What you will do: Reproduce all records verbatim.

Given records:
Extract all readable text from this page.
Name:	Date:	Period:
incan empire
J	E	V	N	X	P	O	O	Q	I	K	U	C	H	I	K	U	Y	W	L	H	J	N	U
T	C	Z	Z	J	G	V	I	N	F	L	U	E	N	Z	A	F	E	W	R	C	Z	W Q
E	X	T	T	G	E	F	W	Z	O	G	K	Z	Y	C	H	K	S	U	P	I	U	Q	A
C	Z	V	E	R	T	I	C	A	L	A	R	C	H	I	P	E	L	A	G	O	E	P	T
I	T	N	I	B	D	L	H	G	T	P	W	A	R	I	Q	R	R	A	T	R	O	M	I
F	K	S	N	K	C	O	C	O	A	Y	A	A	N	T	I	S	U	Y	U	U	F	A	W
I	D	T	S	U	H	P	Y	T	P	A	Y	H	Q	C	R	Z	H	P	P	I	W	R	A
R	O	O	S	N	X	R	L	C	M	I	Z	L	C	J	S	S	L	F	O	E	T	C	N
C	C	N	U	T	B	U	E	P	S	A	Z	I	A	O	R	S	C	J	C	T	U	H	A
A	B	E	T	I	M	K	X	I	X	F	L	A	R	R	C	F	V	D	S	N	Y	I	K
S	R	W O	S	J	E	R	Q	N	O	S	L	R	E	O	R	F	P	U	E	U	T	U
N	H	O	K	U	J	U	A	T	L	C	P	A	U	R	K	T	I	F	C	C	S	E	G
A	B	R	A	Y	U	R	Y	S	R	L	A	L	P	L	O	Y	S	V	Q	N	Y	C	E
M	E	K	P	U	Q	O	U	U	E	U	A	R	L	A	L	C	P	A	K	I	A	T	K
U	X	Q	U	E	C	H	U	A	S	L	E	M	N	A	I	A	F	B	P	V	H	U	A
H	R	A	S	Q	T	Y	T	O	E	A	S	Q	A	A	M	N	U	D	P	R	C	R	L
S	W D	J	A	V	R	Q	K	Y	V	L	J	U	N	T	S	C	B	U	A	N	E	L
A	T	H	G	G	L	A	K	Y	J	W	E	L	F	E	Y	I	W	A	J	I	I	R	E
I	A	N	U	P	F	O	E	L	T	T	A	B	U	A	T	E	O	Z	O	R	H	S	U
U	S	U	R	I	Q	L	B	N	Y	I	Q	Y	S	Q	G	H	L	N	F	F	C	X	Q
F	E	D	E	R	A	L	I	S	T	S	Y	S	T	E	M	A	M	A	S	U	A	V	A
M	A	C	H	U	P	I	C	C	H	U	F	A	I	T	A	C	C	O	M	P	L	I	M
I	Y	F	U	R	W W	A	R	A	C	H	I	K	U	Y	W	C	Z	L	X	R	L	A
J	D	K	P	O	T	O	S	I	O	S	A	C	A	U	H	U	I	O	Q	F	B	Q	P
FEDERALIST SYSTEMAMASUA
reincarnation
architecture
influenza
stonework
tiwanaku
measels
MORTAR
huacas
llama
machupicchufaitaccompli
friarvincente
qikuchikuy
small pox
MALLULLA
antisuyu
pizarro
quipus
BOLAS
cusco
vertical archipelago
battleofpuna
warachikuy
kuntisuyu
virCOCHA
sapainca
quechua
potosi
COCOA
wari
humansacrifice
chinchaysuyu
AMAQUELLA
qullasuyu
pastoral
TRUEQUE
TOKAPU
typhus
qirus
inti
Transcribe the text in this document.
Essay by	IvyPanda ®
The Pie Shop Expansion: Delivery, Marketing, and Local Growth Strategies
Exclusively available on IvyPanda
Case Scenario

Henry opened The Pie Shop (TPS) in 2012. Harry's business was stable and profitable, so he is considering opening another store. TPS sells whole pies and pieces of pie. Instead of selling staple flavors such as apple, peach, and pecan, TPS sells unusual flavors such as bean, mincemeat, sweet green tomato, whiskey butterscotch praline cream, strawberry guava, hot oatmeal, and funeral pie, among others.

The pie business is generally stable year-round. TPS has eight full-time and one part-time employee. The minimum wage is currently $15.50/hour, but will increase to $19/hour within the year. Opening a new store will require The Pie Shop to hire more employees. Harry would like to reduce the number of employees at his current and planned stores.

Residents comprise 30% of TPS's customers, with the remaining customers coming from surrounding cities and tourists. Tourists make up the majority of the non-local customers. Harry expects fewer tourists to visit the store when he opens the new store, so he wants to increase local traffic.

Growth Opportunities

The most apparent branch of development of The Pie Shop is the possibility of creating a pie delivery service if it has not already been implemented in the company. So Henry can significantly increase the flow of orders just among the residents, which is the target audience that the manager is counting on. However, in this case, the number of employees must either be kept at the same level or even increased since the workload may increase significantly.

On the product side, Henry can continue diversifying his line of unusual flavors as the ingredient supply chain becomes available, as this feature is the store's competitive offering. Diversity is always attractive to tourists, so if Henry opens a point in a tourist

Solution:
Extract all readable text from this page.
Name:	Date:	Period:
incan empire
J	E	V	N	X	P	O	O	Q	I	K	U	C	H	I	K	U	Y	W	L	H	J	N	U
T	C	Z	Z	J	G	V	I	N	F	L	U	E	N	Z	A	F	E	W	R	C	Z	W Q
E	X	T	T	G	E	F	W	Z	O	G	K	Z	Y	C	H	K	S	U	P	I	U	Q	A
C	Z	V	E	R	T	I	C	A	L	A	R	C	H	I	P	E	L	A	G	O	E	P	T
I	T	N	I	B	D	L	H	G	T	P	W	A	R	I	Q	R	R	A	T	R	O	M	I
F	K	S	N	K	C	O	C	O	A	Y	A	A	N	T	I	S	U	Y	U	U	F	A	W
I	D	T	S	U	H	P	Y	T	P	A	Y	H	Q	C	R	Z	H	P	P	I	W	R	A
R	O	O	S	N	X	R	L	C	M	I	Z	L	C	J	S	S	L	F	O	E	T	C	N
C	C	N	U	T	B	U	E	P	S	A	Z	I	A	O	R	S	C	J	C	T	U	H	A
A	B	E	T	I	M	K	X	I	X	F	L	A	R	R	C	F	V	D	S	N	Y	I	K
S	R	W O	S	J	E	R	Q	N	O	S	L	R	E	O	R	F	P	U	E	U	T	U
N	H	O	K	U	J	U	A	T	L	C	P	A	U	R	K	T	I	F	C	C	S	E	G
A	B	R	A	Y	U	R	Y	S	R	L	A	L	P	L	O	Y	S	V	Q	N	Y	C	E
M	E	K	P	U	Q	O	U	U	E	U	A	R	L	A	L	C	P	A	K	I	A	T	K
U	X	Q	U	E	C	H	U	A	S	L	E	M	N	A	I	A	F	B	P	V	H	U	A
H	R	A	S	Q	T	Y	T	O	E	A	S	Q	A	A	M	N	U	D	P	R	C	R	L
S	W D	J	A	V	R	Q	K	Y	V	L	J	U	N	T	S	C	B	U	A	N	E	L
A	T	H	G	G	L	A	K	Y	J	W	E	L	F	E	Y	I	W	A	J	I	I	R	E
I	A	N	U	P	F	O	E	L	T	T	A	B	U	A	T	E	O	Z	O	R	H	S	U
U	S	U	R	I	Q	L	B	N	Y	I	Q	Y	S	Q	G	H	L	N	F	F	C	X	Q
F	E	D	E	R	A	L	I	S	T	S	Y	S	T	E	M	A	M	A	S	U	A	V	A
M	A	C	H	U	P	I	C	C	H	U	F	A	I	T	A	C	C	O	M	P	L	I	M
I	Y	F	U	R	W W	A	R	A	C	H	I	K	U	Y	W	C	Z	L	X	R	L	A
J	D	K	P	O	T	O	S	I	O	S	A	C	A	U	H	U	I	O	Q	F	B	Q	P
FEDERALIST SYSTEMAMASUA
reincarnation
architecture
influenza
stonework
tiwanaku
measels
MORTAR
huacas
llama
machupicchufaitaccompli
friarvincente
qikuchikuy
small pox
MALLULLA
antisuyu
pizarro
quipus
BOLAS
cusco
vertical archipelago
battleofpuna
warachikuy
kuntisuyu
virCOCHA
sapainca
quechua
potosi
COCOA
wari
humansacrifice
chinchaysuyu
AMAQUELLA
qullasuyu
pastoral
TRUEQUE
TOKAPU
typhus
qirus
inti
Transcribe the text in this document.
Essay by	IvyPanda ®
The Pie Shop Expansion: Delivery, Marketing, and Local Growth Strategies
Exclusively available on IvyPanda
Case Scenario

Henry opened The Pie Shop (TPS) in 2012. Harry's business was stable and profitable, so he is considering opening another store. TPS sells whole pies and pieces of pie. Instead of selling staple flavors such as apple, peach, and pecan, TPS sells unusual flavors such as bean, mincemeat, sweet green tomato, whiskey butterscotch praline cream, strawberry guava, hot oatmeal, and funeral pie, among others.

The pie business is generally stable year-round. TPS has eight full-time and one part-time employee. The minimum wage is currently $15.50/hour, but will increase to $19/hour within the year. Opening a new store will require The Pie Shop to hire more employees. Harry would like to reduce the number of employees at his current and planned stores.

Residents comprise 30% of TPS's customers, with the remaining customers coming from surrounding cities and tourists. Tourists make up the majority of the non-local customers. Harry expects fewer tourists to visit the store when he opens the new store, so he wants to increase local traffic.

Growth Opportunities

The most apparent branch of development of The Pie Shop is the possibility of creating a pie delivery service if it has not already been implemented in the company. So Henry can significantly increase the flow of orders just among the residents, which is the target audience that the manager is counting on. However, in this case, the number of employees must either be kept at the same level or even increased since the workload may increase significantly.

On the product side, Henry can continue diversifying his line of unusual flavors as the ingredient supply chain becomes available, as this feature is the store's competitive offering. Diversity is always attractive to tourists, so if Henry opens a point in a tourist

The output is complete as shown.